═══ Items ═══
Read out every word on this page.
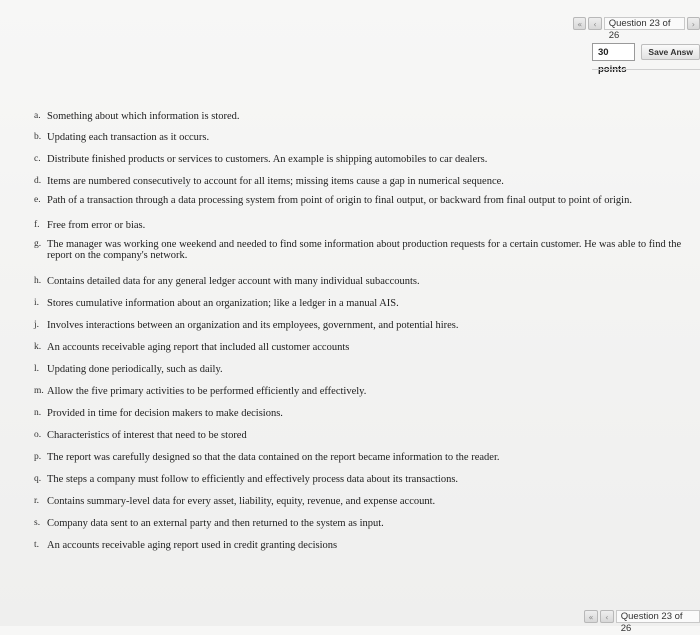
«	‹	Question 23 of 26
›
30	Save Answ
a. Something about which information is stored.
b. Updating each transaction as it occurs.
c. Distribute finished products or services to customers. An example is shipping automobiles to car dealers.
d. Items are numbered consecutively to account for all items; missing items cause a gap in numerical sequence.
e. Path of a transaction through a data processing system from point of origin to final output, or backward from final output to point of origin.
f. Free from error or bias.
g. The manager was working one weekend and needed to find some information about production requests for a certain customer. He was able to find the report on the company's network.
h. Contains detailed data for any general ledger account with many individual subaccounts.
i. Stores cumulative information about an organization; like a ledger in a manual AIS.
j. Involves interactions between an organization and its employees, government, and potential hires.
k. An accounts receivable aging report that included all customer accounts
l. Updating done periodically, such as daily.
m. Allow the five primary activities to be performed efficiently and effectively.
n. Provided in time for decision makers to make decisions.
o. Characteristics of interest that need to be stored
p. The report was carefully designed so that the data contained on the report became information to the reader.
q. The steps a company must follow to efficiently and effectively process data about its transactions.
r. Contains summary-level data for every asset, liability, equity, revenue, and expense account.
s. Company data sent to an external party and then returned to the system as input.
t. An accounts receivable aging report used in credit granting decisions
«	‹	Question 23 of 26
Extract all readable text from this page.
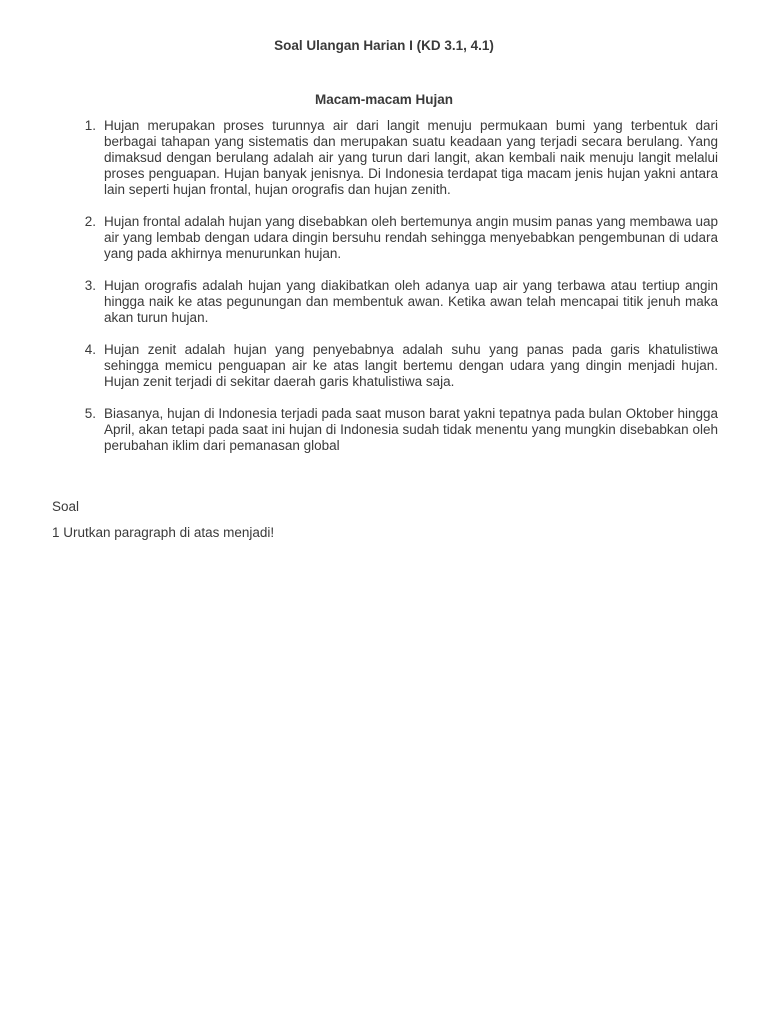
Soal Ulangan Harian I (KD 3.1, 4.1)
Macam-macam Hujan
1. Hujan merupakan proses turunnya air dari langit menuju permukaan bumi yang terbentuk dari berbagai tahapan yang sistematis dan merupakan suatu keadaan yang terjadi secara berulang. Yang dimaksud dengan berulang adalah air yang turun dari langit, akan kembali naik menuju langit melalui proses penguapan. Hujan banyak jenisnya. Di Indonesia terdapat tiga macam jenis hujan yakni antara lain seperti hujan frontal, hujan orografis dan hujan zenith.
2. Hujan frontal adalah hujan yang disebabkan oleh bertemunya angin musim panas yang membawa uap air yang lembab dengan udara dingin bersuhu rendah sehingga menyebabkan pengembunan di udara yang pada akhirnya menurunkan hujan.
3. Hujan orografis adalah hujan yang diakibatkan oleh adanya uap air yang terbawa atau tertiup angin hingga naik ke atas pegunungan dan membentuk awan. Ketika awan telah mencapai titik jenuh maka akan turun hujan.
4. Hujan zenit adalah hujan yang penyebabnya adalah suhu yang panas pada garis khatulistiwa sehingga memicu penguapan air ke atas langit bertemu dengan udara yang dingin menjadi hujan. Hujan zenit terjadi di sekitar daerah garis khatulistiwa saja.
5. Biasanya, hujan di Indonesia terjadi pada saat muson barat yakni tepatnya pada bulan Oktober hingga April, akan tetapi pada saat ini hujan di Indonesia sudah tidak menentu yang mungkin disebabkan oleh perubahan iklim dari pemanasan global

Soal

1 Urutkan paragraph di atas menjadi!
═══
● Set exercise: All preceding records should be duplicated verbatim, images excepted.

● Right answer:
Read out every word on this page.
«	‹	Question 23 of 26
›
30	Save Answ
a. Something about which information is stored.
b. Updating each transaction as it occurs.
c. Distribute finished products or services to customers. An example is shipping automobiles to car dealers.
d. Items are numbered consecutively to account for all items; missing items cause a gap in numerical sequence.
e. Path of a transaction through a data processing system from point of origin to final output, or backward from final output to point of origin.
f. Free from error or bias.
g. The manager was working one weekend and needed to find some information about production requests for a certain customer. He was able to find the report on the company's network.
h. Contains detailed data for any general ledger account with many individual subaccounts.
i. Stores cumulative information about an organization; like a ledger in a manual AIS.
j. Involves interactions between an organization and its employees, government, and potential hires.
k. An accounts receivable aging report that included all customer accounts
l. Updating done periodically, such as daily.
m. Allow the five primary activities to be performed efficiently and effectively.
n. Provided in time for decision makers to make decisions.
o. Characteristics of interest that need to be stored
p. The report was carefully designed so that the data contained on the report became information to the reader.
q. The steps a company must follow to efficiently and effectively process data about its transactions.
r. Contains summary-level data for every asset, liability, equity, revenue, and expense account.
s. Company data sent to an external party and then returned to the system as input.
t. An accounts receivable aging report used in credit granting decisions
«	‹	Question 23 of 26
Extract all readable text from this page.
Soal Ulangan Harian I (KD 3.1, 4.1)
Macam-macam Hujan
1. Hujan merupakan proses turunnya air dari langit menuju permukaan bumi yang terbentuk dari berbagai tahapan yang sistematis dan merupakan suatu keadaan yang terjadi secara berulang. Yang dimaksud dengan berulang adalah air yang turun dari langit, akan kembali naik menuju langit melalui proses penguapan. Hujan banyak jenisnya. Di Indonesia terdapat tiga macam jenis hujan yakni antara lain seperti hujan frontal, hujan orografis dan hujan zenith.
2. Hujan frontal adalah hujan yang disebabkan oleh bertemunya angin musim panas yang membawa uap air yang lembab dengan udara dingin bersuhu rendah sehingga menyebabkan pengembunan di udara yang pada akhirnya menurunkan hujan.
3. Hujan orografis adalah hujan yang diakibatkan oleh adanya uap air yang terbawa atau tertiup angin hingga naik ke atas pegunungan dan membentuk awan. Ketika awan telah mencapai titik jenuh maka akan turun hujan.
4. Hujan zenit adalah hujan yang penyebabnya adalah suhu yang panas pada garis khatulistiwa sehingga memicu penguapan air ke atas langit bertemu dengan udara yang dingin menjadi hujan. Hujan zenit terjadi di sekitar daerah garis khatulistiwa saja.
5. Biasanya, hujan di Indonesia terjadi pada saat muson barat yakni tepatnya pada bulan Oktober hingga April, akan tetapi pada saat ini hujan di Indonesia sudah tidak menentu yang mungkin disebabkan oleh perubahan iklim dari pemanasan global

Soal

1 Urutkan paragraph di atas menjadi!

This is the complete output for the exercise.